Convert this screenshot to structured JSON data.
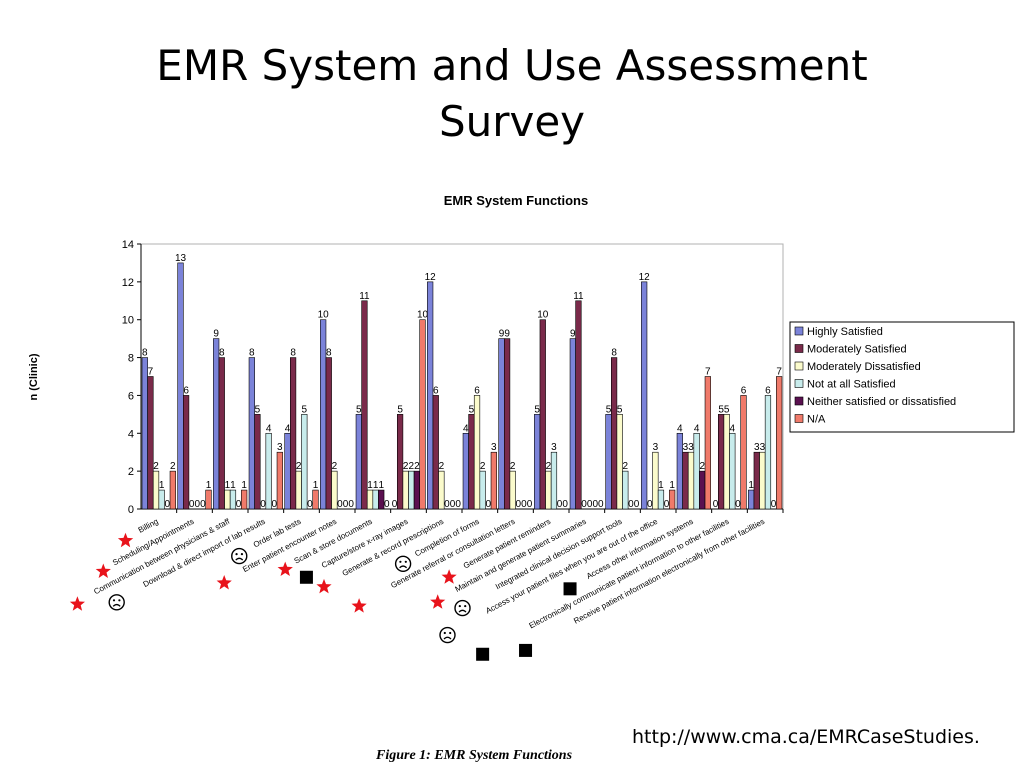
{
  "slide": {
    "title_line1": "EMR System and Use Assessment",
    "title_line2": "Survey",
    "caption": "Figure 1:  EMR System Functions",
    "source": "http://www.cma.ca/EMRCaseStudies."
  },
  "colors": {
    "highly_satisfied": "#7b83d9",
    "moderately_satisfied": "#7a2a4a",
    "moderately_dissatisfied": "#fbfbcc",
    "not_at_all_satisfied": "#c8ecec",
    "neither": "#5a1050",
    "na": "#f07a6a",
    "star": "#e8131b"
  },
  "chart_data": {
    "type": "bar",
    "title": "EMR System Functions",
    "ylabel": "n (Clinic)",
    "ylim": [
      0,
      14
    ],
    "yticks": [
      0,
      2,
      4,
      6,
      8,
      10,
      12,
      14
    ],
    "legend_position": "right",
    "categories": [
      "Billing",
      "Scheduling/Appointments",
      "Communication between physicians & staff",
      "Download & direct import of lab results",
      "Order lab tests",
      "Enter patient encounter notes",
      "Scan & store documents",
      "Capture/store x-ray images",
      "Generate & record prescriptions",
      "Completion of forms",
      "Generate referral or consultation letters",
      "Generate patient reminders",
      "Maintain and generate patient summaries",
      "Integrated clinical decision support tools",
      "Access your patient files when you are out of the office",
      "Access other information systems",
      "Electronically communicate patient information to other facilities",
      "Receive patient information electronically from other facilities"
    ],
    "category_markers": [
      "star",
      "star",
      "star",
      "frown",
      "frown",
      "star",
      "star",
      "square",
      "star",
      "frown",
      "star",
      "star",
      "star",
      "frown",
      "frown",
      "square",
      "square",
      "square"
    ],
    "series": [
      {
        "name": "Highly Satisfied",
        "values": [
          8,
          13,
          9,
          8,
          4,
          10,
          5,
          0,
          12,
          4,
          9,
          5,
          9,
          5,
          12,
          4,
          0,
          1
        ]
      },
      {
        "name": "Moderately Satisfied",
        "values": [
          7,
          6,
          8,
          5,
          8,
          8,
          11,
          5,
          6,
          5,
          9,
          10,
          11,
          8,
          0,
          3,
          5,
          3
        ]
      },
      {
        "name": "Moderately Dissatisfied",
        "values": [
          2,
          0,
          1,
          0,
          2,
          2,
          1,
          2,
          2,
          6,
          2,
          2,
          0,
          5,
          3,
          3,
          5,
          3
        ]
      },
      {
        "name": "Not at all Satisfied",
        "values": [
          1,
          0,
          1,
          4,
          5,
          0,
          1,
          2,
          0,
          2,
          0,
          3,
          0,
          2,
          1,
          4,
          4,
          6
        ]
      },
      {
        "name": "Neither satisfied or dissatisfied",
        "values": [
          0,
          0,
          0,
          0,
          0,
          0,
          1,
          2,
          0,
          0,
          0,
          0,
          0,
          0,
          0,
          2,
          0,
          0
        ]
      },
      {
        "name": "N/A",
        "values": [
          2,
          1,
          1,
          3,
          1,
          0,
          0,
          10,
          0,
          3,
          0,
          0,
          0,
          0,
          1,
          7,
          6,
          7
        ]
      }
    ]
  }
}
......
▶ _To do_
Check each line of the records above for the string "patient", and report every line that has it.

▶ _Final result_
      "Enter patient encounter notes",
      "Generate patient reminders",
      "Maintain and generate patient summaries",
      "Access your patient files when you are out of the office",
      "Electronically communicate patient information to other facilities",
      "Receive patient information electronically from other facilities"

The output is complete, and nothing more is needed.